━━━ Given data
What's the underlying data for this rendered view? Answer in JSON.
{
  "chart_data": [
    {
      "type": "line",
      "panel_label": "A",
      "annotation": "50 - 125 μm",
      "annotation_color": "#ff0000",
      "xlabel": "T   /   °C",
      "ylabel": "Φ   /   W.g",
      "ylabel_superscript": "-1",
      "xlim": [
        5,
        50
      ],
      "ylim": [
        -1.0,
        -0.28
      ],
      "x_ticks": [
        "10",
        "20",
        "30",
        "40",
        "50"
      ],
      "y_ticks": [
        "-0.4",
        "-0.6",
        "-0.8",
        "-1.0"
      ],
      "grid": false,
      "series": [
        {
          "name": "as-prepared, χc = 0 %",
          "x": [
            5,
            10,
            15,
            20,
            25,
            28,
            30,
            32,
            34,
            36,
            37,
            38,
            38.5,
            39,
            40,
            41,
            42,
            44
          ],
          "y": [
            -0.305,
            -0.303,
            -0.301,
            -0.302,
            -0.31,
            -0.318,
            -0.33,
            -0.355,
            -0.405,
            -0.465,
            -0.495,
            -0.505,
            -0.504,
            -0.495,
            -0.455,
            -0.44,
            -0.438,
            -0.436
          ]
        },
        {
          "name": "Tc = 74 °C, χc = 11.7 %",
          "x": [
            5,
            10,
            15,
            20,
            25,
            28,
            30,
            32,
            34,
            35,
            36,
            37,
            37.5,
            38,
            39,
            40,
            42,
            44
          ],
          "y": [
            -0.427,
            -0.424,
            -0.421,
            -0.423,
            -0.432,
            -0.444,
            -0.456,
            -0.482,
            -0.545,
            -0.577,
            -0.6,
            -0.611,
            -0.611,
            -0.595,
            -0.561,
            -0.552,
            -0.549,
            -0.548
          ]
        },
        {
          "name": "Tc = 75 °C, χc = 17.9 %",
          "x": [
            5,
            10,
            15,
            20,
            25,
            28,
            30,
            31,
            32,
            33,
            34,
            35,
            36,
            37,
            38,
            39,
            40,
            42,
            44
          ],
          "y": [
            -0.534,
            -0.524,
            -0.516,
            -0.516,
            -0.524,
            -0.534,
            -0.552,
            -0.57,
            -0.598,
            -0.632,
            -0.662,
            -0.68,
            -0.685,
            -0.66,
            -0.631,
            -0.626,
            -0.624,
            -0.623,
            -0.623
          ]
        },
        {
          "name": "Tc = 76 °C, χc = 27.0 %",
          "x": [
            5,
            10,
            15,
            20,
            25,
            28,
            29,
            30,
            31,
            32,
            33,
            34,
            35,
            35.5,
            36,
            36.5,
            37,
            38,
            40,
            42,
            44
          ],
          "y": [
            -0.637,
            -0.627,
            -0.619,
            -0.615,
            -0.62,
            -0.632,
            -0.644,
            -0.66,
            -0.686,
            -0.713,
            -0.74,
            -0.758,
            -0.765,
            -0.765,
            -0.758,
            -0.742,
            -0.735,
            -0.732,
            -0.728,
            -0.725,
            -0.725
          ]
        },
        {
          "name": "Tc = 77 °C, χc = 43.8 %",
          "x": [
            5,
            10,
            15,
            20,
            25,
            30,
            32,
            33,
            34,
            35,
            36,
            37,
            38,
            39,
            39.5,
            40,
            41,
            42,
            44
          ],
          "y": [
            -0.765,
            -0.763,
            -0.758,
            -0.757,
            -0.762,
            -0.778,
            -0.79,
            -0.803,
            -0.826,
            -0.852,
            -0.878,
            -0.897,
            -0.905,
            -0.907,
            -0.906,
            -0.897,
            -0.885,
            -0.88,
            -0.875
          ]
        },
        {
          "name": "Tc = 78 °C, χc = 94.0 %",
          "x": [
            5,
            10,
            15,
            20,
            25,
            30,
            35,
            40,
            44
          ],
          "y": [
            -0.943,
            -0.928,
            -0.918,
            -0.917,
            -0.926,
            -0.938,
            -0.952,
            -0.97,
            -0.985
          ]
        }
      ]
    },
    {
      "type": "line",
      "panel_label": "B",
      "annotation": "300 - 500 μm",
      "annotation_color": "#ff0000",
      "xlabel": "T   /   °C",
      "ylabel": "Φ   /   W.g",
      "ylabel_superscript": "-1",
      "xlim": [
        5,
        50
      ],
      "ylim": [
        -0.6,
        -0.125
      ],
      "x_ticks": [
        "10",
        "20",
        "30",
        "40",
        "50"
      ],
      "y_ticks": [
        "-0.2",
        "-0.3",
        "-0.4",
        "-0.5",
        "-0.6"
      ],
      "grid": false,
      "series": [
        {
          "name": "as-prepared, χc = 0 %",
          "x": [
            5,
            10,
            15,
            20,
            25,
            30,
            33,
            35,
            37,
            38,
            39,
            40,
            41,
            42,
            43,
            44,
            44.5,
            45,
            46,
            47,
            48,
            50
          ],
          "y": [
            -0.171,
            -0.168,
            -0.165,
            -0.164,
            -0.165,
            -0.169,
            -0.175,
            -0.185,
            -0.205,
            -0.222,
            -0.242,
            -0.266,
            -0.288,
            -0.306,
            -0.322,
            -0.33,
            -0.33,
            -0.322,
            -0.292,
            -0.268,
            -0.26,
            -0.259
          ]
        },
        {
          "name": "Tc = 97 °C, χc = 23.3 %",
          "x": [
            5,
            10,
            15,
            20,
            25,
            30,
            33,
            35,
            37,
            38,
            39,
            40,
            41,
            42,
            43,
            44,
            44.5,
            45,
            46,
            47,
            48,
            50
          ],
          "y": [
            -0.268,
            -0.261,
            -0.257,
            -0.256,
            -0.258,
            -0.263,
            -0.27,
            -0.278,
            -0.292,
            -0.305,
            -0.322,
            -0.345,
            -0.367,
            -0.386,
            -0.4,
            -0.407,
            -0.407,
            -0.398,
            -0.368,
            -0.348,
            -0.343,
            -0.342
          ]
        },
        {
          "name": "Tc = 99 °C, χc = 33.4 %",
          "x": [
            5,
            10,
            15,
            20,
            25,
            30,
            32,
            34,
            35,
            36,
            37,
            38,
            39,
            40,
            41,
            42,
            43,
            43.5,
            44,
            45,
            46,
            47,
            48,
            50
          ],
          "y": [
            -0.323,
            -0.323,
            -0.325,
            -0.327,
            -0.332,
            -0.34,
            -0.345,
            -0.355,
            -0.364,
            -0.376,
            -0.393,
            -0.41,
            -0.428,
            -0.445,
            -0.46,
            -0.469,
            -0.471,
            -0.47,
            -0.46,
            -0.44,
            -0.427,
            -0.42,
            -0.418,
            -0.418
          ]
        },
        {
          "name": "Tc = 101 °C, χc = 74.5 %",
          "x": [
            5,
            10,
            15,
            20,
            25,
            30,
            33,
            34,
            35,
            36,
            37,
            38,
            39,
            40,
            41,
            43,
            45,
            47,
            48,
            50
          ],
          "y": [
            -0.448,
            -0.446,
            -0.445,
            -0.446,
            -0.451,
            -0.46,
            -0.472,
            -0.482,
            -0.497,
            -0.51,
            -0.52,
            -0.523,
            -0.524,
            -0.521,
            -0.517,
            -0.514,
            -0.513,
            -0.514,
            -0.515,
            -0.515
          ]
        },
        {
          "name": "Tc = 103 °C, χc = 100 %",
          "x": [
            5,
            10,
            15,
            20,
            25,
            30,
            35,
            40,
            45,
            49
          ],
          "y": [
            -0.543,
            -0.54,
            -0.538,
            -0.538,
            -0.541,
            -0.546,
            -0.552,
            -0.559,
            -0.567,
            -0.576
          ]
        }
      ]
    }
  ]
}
━━━━━━
Work to do –
Every entry must be output again, exactly as written above.

Task output –
What's the underlying data for this rendered view? Answer in JSON.
{
  "chart_data": [
    {
      "type": "line",
      "panel_label": "A",
      "annotation": "50 - 125 μm",
      "annotation_color": "#ff0000",
      "xlabel": "T   /   °C",
      "ylabel": "Φ   /   W.g",
      "ylabel_superscript": "-1",
      "xlim": [
        5,
        50
      ],
      "ylim": [
        -1.0,
        -0.28
      ],
      "x_ticks": [
        "10",
        "20",
        "30",
        "40",
        "50"
      ],
      "y_ticks": [
        "-0.4",
        "-0.6",
        "-0.8",
        "-1.0"
      ],
      "grid": false,
      "series": [
        {
          "name": "as-prepared, χc = 0 %",
          "x": [
            5,
            10,
            15,
            20,
            25,
            28,
            30,
            32,
            34,
            36,
            37,
            38,
            38.5,
            39,
            40,
            41,
            42,
            44
          ],
          "y": [
            -0.305,
            -0.303,
            -0.301,
            -0.302,
            -0.31,
            -0.318,
            -0.33,
            -0.355,
            -0.405,
            -0.465,
            -0.495,
            -0.505,
            -0.504,
            -0.495,
            -0.455,
            -0.44,
            -0.438,
            -0.436
          ]
        },
        {
          "name": "Tc = 74 °C, χc = 11.7 %",
          "x": [
            5,
            10,
            15,
            20,
            25,
            28,
            30,
            32,
            34,
            35,
            36,
            37,
            37.5,
            38,
            39,
            40,
            42,
            44
          ],
          "y": [
            -0.427,
            -0.424,
            -0.421,
            -0.423,
            -0.432,
            -0.444,
            -0.456,
            -0.482,
            -0.545,
            -0.577,
            -0.6,
            -0.611,
            -0.611,
            -0.595,
            -0.561,
            -0.552,
            -0.549,
            -0.548
          ]
        },
        {
          "name": "Tc = 75 °C, χc = 17.9 %",
          "x": [
            5,
            10,
            15,
            20,
            25,
            28,
            30,
            31,
            32,
            33,
            34,
            35,
            36,
            37,
            38,
            39,
            40,
            42,
            44
          ],
          "y": [
            -0.534,
            -0.524,
            -0.516,
            -0.516,
            -0.524,
            -0.534,
            -0.552,
            -0.57,
            -0.598,
            -0.632,
            -0.662,
            -0.68,
            -0.685,
            -0.66,
            -0.631,
            -0.626,
            -0.624,
            -0.623,
            -0.623
          ]
        },
        {
          "name": "Tc = 76 °C, χc = 27.0 %",
          "x": [
            5,
            10,
            15,
            20,
            25,
            28,
            29,
            30,
            31,
            32,
            33,
            34,
            35,
            35.5,
            36,
            36.5,
            37,
            38,
            40,
            42,
            44
          ],
          "y": [
            -0.637,
            -0.627,
            -0.619,
            -0.615,
            -0.62,
            -0.632,
            -0.644,
            -0.66,
            -0.686,
            -0.713,
            -0.74,
            -0.758,
            -0.765,
            -0.765,
            -0.758,
            -0.742,
            -0.735,
            -0.732,
            -0.728,
            -0.725,
            -0.725
          ]
        },
        {
          "name": "Tc = 77 °C, χc = 43.8 %",
          "x": [
            5,
            10,
            15,
            20,
            25,
            30,
            32,
            33,
            34,
            35,
            36,
            37,
            38,
            39,
            39.5,
            40,
            41,
            42,
            44
          ],
          "y": [
            -0.765,
            -0.763,
            -0.758,
            -0.757,
            -0.762,
            -0.778,
            -0.79,
            -0.803,
            -0.826,
            -0.852,
            -0.878,
            -0.897,
            -0.905,
            -0.907,
            -0.906,
            -0.897,
            -0.885,
            -0.88,
            -0.875
          ]
        },
        {
          "name": "Tc = 78 °C, χc = 94.0 %",
          "x": [
            5,
            10,
            15,
            20,
            25,
            30,
            35,
            40,
            44
          ],
          "y": [
            -0.943,
            -0.928,
            -0.918,
            -0.917,
            -0.926,
            -0.938,
            -0.952,
            -0.97,
            -0.985
          ]
        }
      ]
    },
    {
      "type": "line",
      "panel_label": "B",
      "annotation": "300 - 500 μm",
      "annotation_color": "#ff0000",
      "xlabel": "T   /   °C",
      "ylabel": "Φ   /   W.g",
      "ylabel_superscript": "-1",
      "xlim": [
        5,
        50
      ],
      "ylim": [
        -0.6,
        -0.125
      ],
      "x_ticks": [
        "10",
        "20",
        "30",
        "40",
        "50"
      ],
      "y_ticks": [
        "-0.2",
        "-0.3",
        "-0.4",
        "-0.5",
        "-0.6"
      ],
      "grid": false,
      "series": [
        {
          "name": "as-prepared, χc = 0 %",
          "x": [
            5,
            10,
            15,
            20,
            25,
            30,
            33,
            35,
            37,
            38,
            39,
            40,
            41,
            42,
            43,
            44,
            44.5,
            45,
            46,
            47,
            48,
            50
          ],
          "y": [
            -0.171,
            -0.168,
            -0.165,
            -0.164,
            -0.165,
            -0.169,
            -0.175,
            -0.185,
            -0.205,
            -0.222,
            -0.242,
            -0.266,
            -0.288,
            -0.306,
            -0.322,
            -0.33,
            -0.33,
            -0.322,
            -0.292,
            -0.268,
            -0.26,
            -0.259
          ]
        },
        {
          "name": "Tc = 97 °C, χc = 23.3 %",
          "x": [
            5,
            10,
            15,
            20,
            25,
            30,
            33,
            35,
            37,
            38,
            39,
            40,
            41,
            42,
            43,
            44,
            44.5,
            45,
            46,
            47,
            48,
            50
          ],
          "y": [
            -0.268,
            -0.261,
            -0.257,
            -0.256,
            -0.258,
            -0.263,
            -0.27,
            -0.278,
            -0.292,
            -0.305,
            -0.322,
            -0.345,
            -0.367,
            -0.386,
            -0.4,
            -0.407,
            -0.407,
            -0.398,
            -0.368,
            -0.348,
            -0.343,
            -0.342
          ]
        },
        {
          "name": "Tc = 99 °C, χc = 33.4 %",
          "x": [
            5,
            10,
            15,
            20,
            25,
            30,
            32,
            34,
            35,
            36,
            37,
            38,
            39,
            40,
            41,
            42,
            43,
            43.5,
            44,
            45,
            46,
            47,
            48,
            50
          ],
          "y": [
            -0.323,
            -0.323,
            -0.325,
            -0.327,
            -0.332,
            -0.34,
            -0.345,
            -0.355,
            -0.364,
            -0.376,
            -0.393,
            -0.41,
            -0.428,
            -0.445,
            -0.46,
            -0.469,
            -0.471,
            -0.47,
            -0.46,
            -0.44,
            -0.427,
            -0.42,
            -0.418,
            -0.418
          ]
        },
        {
          "name": "Tc = 101 °C, χc = 74.5 %",
          "x": [
            5,
            10,
            15,
            20,
            25,
            30,
            33,
            34,
            35,
            36,
            37,
            38,
            39,
            40,
            41,
            43,
            45,
            47,
            48,
            50
          ],
          "y": [
            -0.448,
            -0.446,
            -0.445,
            -0.446,
            -0.451,
            -0.46,
            -0.472,
            -0.482,
            -0.497,
            -0.51,
            -0.52,
            -0.523,
            -0.524,
            -0.521,
            -0.517,
            -0.514,
            -0.513,
            -0.514,
            -0.515,
            -0.515
          ]
        },
        {
          "name": "Tc = 103 °C, χc = 100 %",
          "x": [
            5,
            10,
            15,
            20,
            25,
            30,
            35,
            40,
            45,
            49
          ],
          "y": [
            -0.543,
            -0.54,
            -0.538,
            -0.538,
            -0.541,
            -0.546,
            -0.552,
            -0.559,
            -0.567,
            -0.576
          ]
        }
      ]
    }
  ]
}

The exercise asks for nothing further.